(Beginning of DATA TO PROCESS)

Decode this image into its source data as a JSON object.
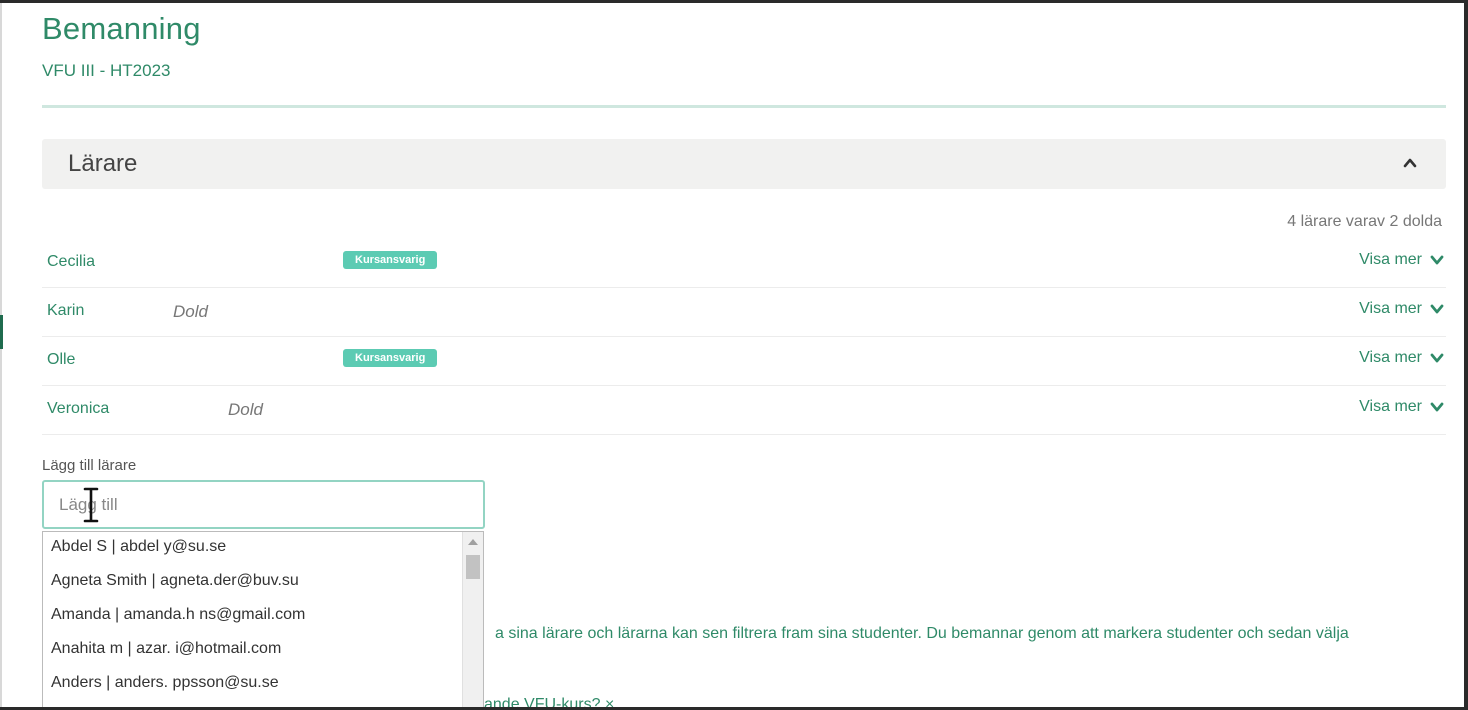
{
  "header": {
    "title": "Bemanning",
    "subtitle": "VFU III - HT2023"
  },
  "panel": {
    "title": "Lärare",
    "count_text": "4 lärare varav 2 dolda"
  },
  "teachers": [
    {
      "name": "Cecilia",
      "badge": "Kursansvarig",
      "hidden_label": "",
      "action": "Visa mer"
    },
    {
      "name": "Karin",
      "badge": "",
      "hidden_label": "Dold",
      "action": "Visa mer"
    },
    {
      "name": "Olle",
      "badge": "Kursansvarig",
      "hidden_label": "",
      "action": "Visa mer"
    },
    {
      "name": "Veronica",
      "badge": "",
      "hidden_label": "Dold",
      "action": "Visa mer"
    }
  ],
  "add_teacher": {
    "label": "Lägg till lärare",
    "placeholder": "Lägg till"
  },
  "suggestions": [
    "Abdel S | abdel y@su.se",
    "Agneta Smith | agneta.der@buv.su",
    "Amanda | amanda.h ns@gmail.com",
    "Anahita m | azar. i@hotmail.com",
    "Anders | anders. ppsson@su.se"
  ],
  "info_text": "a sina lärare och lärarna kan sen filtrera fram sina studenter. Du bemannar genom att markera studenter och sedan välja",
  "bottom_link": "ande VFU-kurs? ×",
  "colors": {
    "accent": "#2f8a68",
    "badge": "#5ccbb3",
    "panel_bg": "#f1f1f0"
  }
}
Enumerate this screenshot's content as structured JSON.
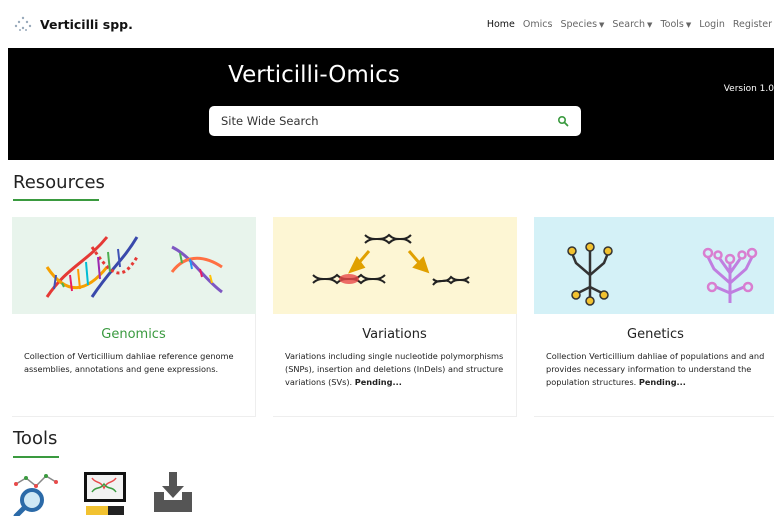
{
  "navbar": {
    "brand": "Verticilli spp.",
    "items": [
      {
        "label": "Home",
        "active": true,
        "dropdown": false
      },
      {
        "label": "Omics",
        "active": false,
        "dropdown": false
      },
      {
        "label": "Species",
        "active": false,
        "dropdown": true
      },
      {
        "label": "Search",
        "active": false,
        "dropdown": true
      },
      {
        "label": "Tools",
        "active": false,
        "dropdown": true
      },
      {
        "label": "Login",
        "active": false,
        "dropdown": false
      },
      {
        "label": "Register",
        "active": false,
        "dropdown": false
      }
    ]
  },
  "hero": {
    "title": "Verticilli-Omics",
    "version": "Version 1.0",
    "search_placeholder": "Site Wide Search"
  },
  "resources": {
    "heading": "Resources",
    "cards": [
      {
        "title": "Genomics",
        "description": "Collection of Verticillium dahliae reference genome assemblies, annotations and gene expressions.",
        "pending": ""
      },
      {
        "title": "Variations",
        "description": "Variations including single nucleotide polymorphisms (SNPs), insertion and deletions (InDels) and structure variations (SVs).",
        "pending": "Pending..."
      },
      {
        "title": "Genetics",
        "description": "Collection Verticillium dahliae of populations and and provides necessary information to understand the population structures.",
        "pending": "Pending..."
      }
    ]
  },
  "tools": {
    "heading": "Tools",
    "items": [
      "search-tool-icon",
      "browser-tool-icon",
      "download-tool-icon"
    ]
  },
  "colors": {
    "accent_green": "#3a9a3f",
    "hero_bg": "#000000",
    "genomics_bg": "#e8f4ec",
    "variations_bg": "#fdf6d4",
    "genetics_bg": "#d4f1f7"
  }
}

(End of DATA TO PROCESS)

§ **REQUIRED WORK**
Above are records with pictures; repeat them exactly, but without the pictures.

§ **SOLUTION FOR THIS EXERCISE**
Decode this image into its source data as a JSON object.
{
  "header": {
    "title": "Bemanning",
    "subtitle": "VFU III - HT2023"
  },
  "panel": {
    "title": "Lärare",
    "count_text": "4 lärare varav 2 dolda"
  },
  "teachers": [
    {
      "name": "Cecilia",
      "badge": "Kursansvarig",
      "hidden_label": "",
      "action": "Visa mer"
    },
    {
      "name": "Karin",
      "badge": "",
      "hidden_label": "Dold",
      "action": "Visa mer"
    },
    {
      "name": "Olle",
      "badge": "Kursansvarig",
      "hidden_label": "",
      "action": "Visa mer"
    },
    {
      "name": "Veronica",
      "badge": "",
      "hidden_label": "Dold",
      "action": "Visa mer"
    }
  ],
  "add_teacher": {
    "label": "Lägg till lärare",
    "placeholder": "Lägg till"
  },
  "suggestions": [
    "Abdel S | abdel y@su.se",
    "Agneta Smith | agneta.der@buv.su",
    "Amanda | amanda.h ns@gmail.com",
    "Anahita m | azar. i@hotmail.com",
    "Anders | anders. ppsson@su.se"
  ],
  "info_text": "a sina lärare och lärarna kan sen filtrera fram sina studenter. Du bemannar genom att markera studenter och sedan välja",
  "bottom_link": "ande VFU-kurs? ×",
  "colors": {
    "accent": "#2f8a68",
    "badge": "#5ccbb3",
    "panel_bg": "#f1f1f0"
  }
}
Enumerate this screenshot's content as structured JSON.
{
  "navbar": {
    "brand": "Verticilli spp.",
    "items": [
      {
        "label": "Home",
        "active": true,
        "dropdown": false
      },
      {
        "label": "Omics",
        "active": false,
        "dropdown": false
      },
      {
        "label": "Species",
        "active": false,
        "dropdown": true
      },
      {
        "label": "Search",
        "active": false,
        "dropdown": true
      },
      {
        "label": "Tools",
        "active": false,
        "dropdown": true
      },
      {
        "label": "Login",
        "active": false,
        "dropdown": false
      },
      {
        "label": "Register",
        "active": false,
        "dropdown": false
      }
    ]
  },
  "hero": {
    "title": "Verticilli-Omics",
    "version": "Version 1.0",
    "search_placeholder": "Site Wide Search"
  },
  "resources": {
    "heading": "Resources",
    "cards": [
      {
        "title": "Genomics",
        "description": "Collection of Verticillium dahliae reference genome assemblies, annotations and gene expressions.",
        "pending": ""
      },
      {
        "title": "Variations",
        "description": "Variations including single nucleotide polymorphisms (SNPs), insertion and deletions (InDels) and structure variations (SVs).",
        "pending": "Pending..."
      },
      {
        "title": "Genetics",
        "description": "Collection Verticillium dahliae of populations and and provides necessary information to understand the population structures.",
        "pending": "Pending..."
      }
    ]
  },
  "tools": {
    "heading": "Tools",
    "items": [
      "search-tool-icon",
      "browser-tool-icon",
      "download-tool-icon"
    ]
  },
  "colors": {
    "accent_green": "#3a9a3f",
    "hero_bg": "#000000",
    "genomics_bg": "#e8f4ec",
    "variations_bg": "#fdf6d4",
    "genetics_bg": "#d4f1f7"
  }
}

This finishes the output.